DESCRIPTION OF THE TASK: Go through the entries and transcribe each one exactly, dropping the pictures.

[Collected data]
begin

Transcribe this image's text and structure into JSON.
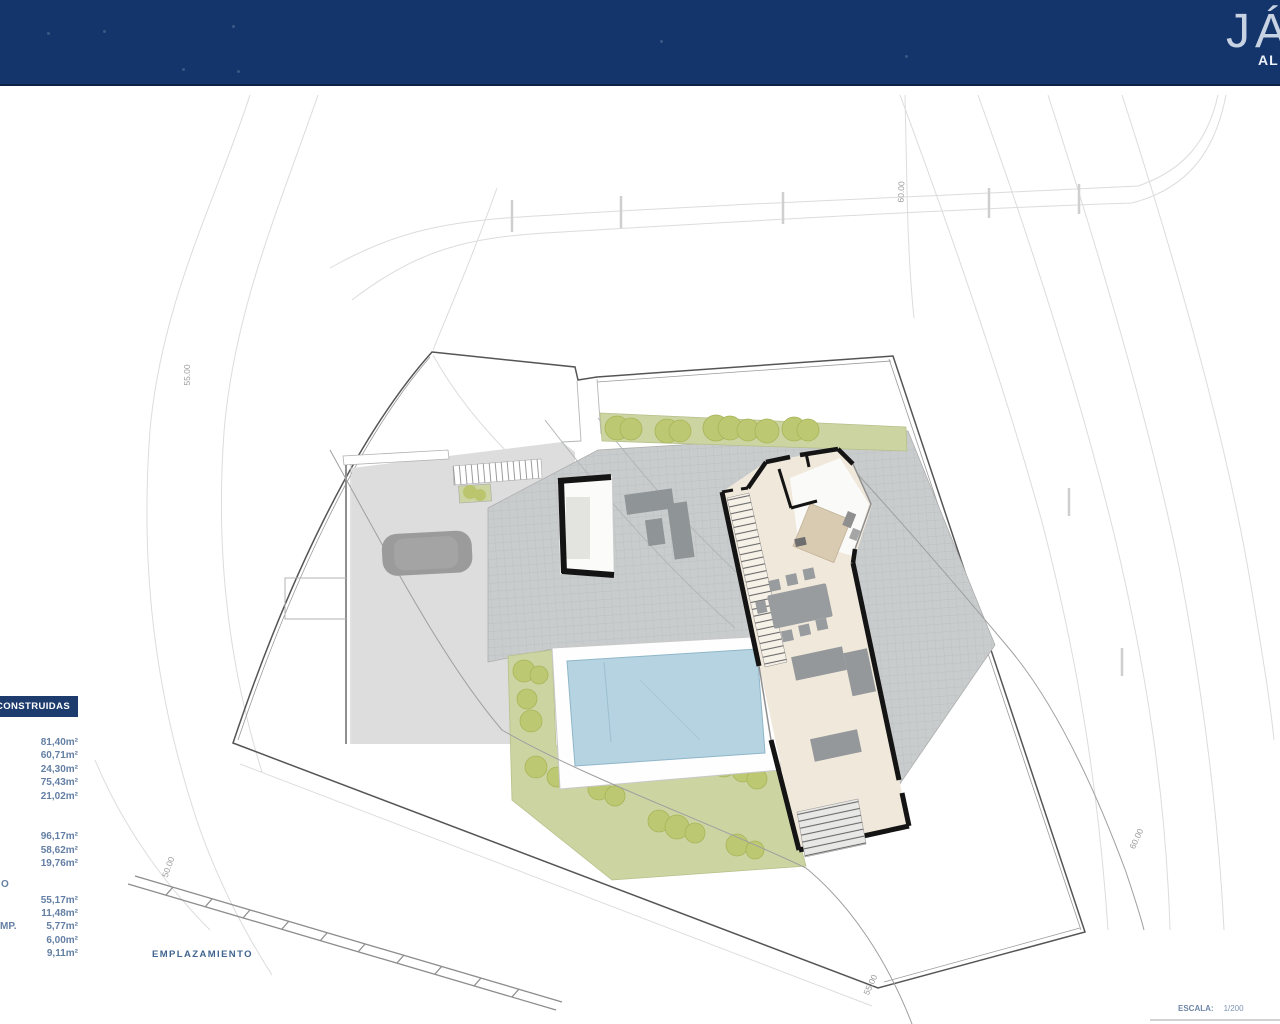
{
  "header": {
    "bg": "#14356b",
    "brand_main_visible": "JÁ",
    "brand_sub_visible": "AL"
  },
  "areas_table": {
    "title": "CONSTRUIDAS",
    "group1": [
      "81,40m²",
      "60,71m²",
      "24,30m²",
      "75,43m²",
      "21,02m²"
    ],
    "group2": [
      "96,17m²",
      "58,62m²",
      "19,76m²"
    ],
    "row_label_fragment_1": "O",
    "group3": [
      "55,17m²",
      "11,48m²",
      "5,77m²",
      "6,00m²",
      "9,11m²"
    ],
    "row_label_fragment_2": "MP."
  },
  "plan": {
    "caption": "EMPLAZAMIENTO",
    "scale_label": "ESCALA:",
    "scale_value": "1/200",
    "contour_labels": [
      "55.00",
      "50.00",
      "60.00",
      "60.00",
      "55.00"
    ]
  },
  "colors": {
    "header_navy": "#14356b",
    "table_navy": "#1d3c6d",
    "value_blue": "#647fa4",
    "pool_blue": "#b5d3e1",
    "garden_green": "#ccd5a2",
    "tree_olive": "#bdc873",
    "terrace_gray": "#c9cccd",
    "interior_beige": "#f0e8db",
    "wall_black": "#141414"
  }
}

end

ANSWER BELOW:
Transcribe this image's text and structure into JSON.
{
  "header": {
    "bg": "#14356b",
    "brand_main_visible": "JÁ",
    "brand_sub_visible": "AL"
  },
  "areas_table": {
    "title": "CONSTRUIDAS",
    "group1": [
      "81,40m²",
      "60,71m²",
      "24,30m²",
      "75,43m²",
      "21,02m²"
    ],
    "group2": [
      "96,17m²",
      "58,62m²",
      "19,76m²"
    ],
    "row_label_fragment_1": "O",
    "group3": [
      "55,17m²",
      "11,48m²",
      "5,77m²",
      "6,00m²",
      "9,11m²"
    ],
    "row_label_fragment_2": "MP."
  },
  "plan": {
    "caption": "EMPLAZAMIENTO",
    "scale_label": "ESCALA:",
    "scale_value": "1/200",
    "contour_labels": [
      "55.00",
      "50.00",
      "60.00",
      "60.00",
      "55.00"
    ]
  },
  "colors": {
    "header_navy": "#14356b",
    "table_navy": "#1d3c6d",
    "value_blue": "#647fa4",
    "pool_blue": "#b5d3e1",
    "garden_green": "#ccd5a2",
    "tree_olive": "#bdc873",
    "terrace_gray": "#c9cccd",
    "interior_beige": "#f0e8db",
    "wall_black": "#141414"
  }
}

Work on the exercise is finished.